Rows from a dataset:
· · · ·

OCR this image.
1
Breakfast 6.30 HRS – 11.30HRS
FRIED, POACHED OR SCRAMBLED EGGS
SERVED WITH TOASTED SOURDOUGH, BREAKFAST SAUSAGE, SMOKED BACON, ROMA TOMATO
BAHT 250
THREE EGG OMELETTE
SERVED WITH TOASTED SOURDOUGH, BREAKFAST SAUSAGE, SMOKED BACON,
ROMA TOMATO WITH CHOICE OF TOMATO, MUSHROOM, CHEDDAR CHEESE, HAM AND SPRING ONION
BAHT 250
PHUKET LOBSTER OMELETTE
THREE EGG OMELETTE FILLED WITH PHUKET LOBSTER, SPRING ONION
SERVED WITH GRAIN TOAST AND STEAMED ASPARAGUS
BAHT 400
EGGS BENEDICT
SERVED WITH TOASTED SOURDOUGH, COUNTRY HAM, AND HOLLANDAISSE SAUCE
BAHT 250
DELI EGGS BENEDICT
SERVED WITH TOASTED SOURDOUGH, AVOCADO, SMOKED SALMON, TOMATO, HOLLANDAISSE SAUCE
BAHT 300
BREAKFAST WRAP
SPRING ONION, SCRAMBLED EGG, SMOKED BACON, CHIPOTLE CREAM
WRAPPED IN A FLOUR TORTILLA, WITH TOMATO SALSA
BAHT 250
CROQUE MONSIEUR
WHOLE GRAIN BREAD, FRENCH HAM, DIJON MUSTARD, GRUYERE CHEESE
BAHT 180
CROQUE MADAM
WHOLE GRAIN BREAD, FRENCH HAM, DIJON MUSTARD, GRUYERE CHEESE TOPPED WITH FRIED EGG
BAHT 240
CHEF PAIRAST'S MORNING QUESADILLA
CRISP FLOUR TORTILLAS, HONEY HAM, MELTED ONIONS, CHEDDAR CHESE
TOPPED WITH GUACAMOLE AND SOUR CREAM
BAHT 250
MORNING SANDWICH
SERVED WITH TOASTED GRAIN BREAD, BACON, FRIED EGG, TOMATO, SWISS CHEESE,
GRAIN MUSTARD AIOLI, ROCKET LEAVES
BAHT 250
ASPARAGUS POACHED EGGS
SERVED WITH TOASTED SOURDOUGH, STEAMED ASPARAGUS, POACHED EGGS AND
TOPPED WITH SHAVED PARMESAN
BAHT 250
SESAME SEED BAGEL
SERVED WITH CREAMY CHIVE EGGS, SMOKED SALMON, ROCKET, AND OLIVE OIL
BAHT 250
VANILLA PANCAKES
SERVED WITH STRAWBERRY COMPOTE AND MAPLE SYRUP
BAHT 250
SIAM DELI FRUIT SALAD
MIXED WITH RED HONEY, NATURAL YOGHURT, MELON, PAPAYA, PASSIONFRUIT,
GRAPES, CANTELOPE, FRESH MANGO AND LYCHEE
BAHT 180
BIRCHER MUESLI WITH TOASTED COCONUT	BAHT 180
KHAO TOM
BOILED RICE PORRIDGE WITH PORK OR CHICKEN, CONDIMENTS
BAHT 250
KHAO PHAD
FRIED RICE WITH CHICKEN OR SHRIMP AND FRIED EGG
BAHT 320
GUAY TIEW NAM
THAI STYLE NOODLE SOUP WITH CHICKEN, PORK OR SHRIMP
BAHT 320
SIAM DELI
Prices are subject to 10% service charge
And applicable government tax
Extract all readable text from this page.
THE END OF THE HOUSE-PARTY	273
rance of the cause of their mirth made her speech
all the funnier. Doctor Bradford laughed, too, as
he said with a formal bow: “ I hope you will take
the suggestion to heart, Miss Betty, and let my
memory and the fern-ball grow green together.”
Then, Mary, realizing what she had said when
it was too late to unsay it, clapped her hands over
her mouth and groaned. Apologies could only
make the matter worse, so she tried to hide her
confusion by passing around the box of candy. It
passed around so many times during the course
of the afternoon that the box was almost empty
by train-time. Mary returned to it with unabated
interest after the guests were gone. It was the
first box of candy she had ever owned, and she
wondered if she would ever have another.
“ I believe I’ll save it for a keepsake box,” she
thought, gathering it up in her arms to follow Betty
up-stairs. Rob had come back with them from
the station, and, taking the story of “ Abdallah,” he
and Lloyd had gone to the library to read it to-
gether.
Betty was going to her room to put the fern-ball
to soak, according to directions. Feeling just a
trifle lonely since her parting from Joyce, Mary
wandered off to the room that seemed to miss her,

· · · ·

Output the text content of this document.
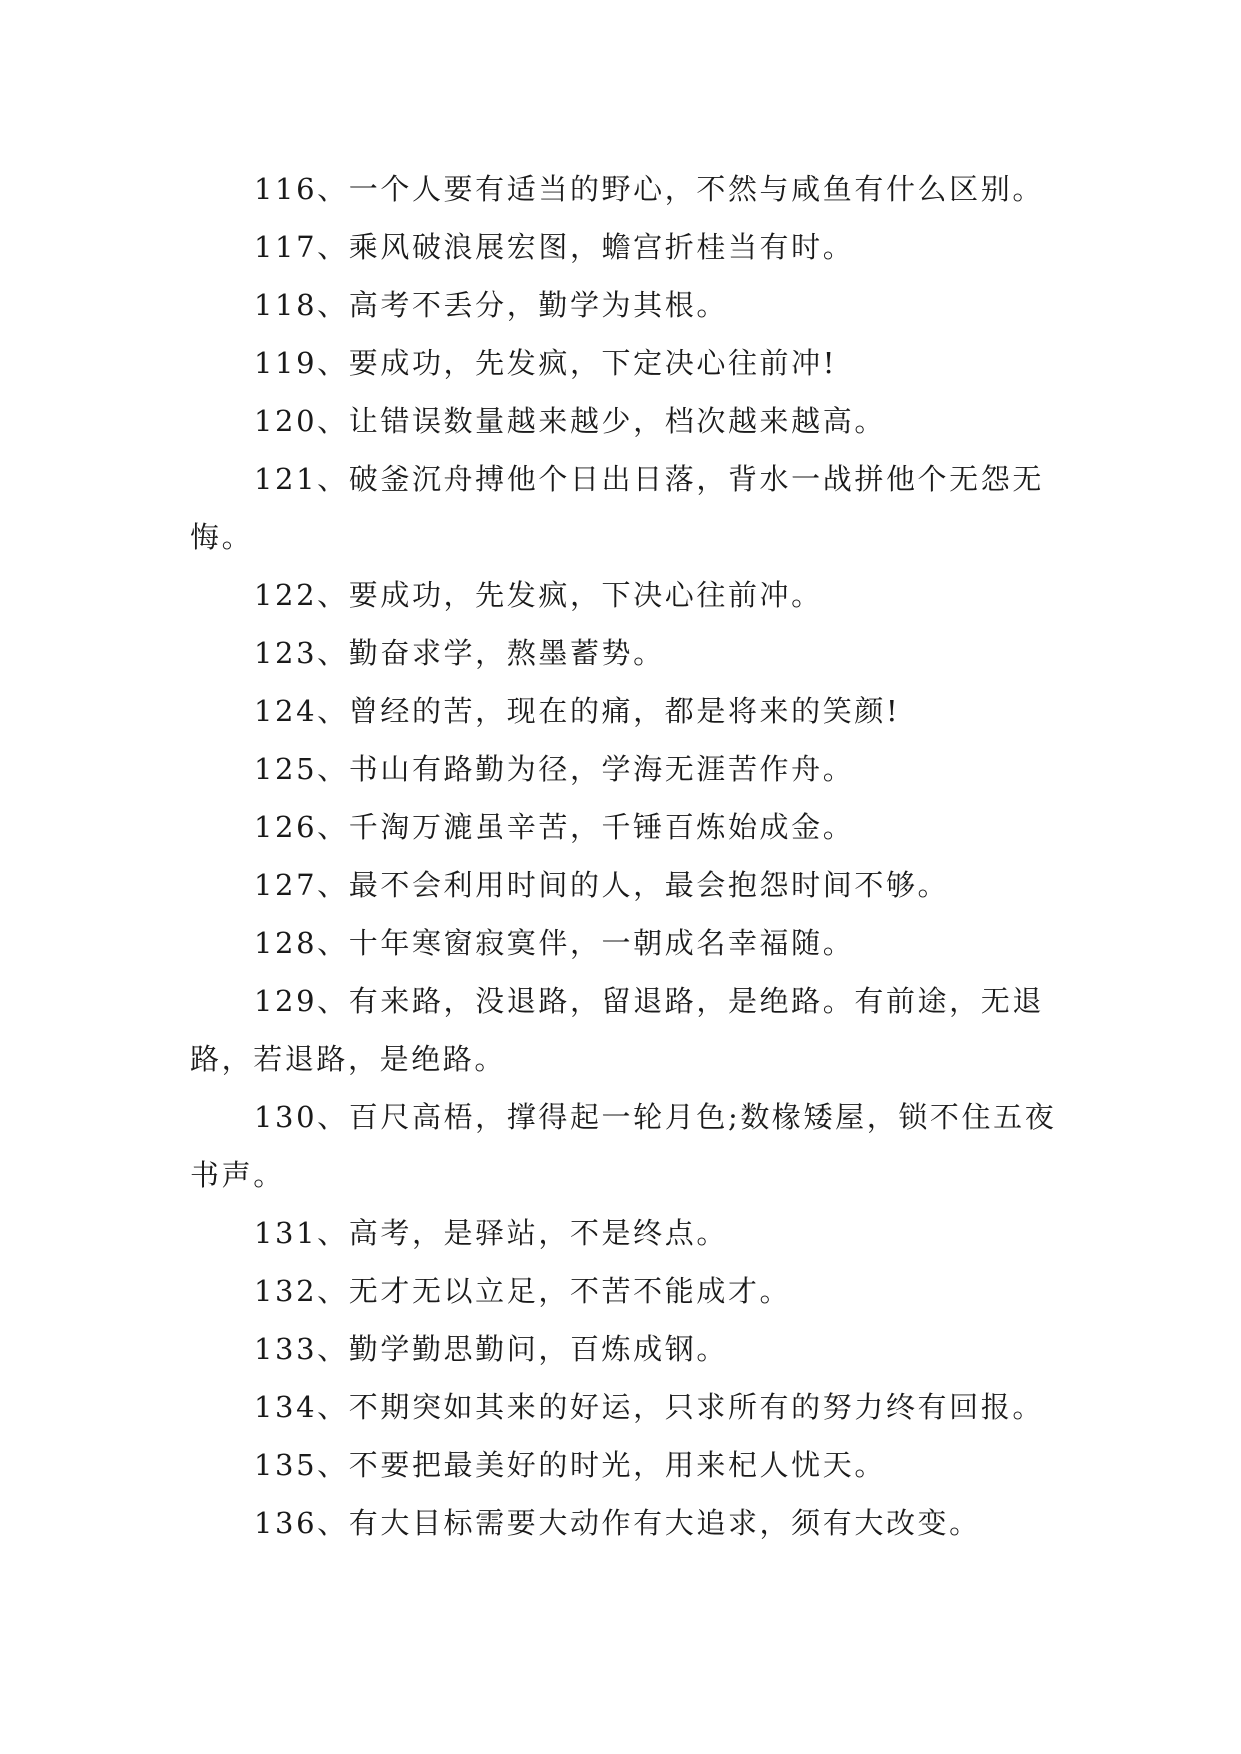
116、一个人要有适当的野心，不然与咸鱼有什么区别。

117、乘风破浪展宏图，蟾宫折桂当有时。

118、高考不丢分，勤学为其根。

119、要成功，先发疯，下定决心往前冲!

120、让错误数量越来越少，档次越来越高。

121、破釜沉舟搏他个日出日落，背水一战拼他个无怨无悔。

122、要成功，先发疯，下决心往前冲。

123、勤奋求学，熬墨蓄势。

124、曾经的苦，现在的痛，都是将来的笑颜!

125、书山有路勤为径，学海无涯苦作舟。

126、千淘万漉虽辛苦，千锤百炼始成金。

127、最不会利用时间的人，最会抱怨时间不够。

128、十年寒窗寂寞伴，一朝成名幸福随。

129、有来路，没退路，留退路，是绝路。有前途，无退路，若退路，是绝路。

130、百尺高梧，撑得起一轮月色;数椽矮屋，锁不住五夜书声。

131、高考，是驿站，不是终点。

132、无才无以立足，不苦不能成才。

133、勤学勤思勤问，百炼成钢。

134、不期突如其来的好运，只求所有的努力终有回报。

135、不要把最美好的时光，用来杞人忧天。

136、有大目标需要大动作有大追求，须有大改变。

· · · ·

Of the lines in this listing, how many contain "SALMON"? Reply with the number and nothing more.

2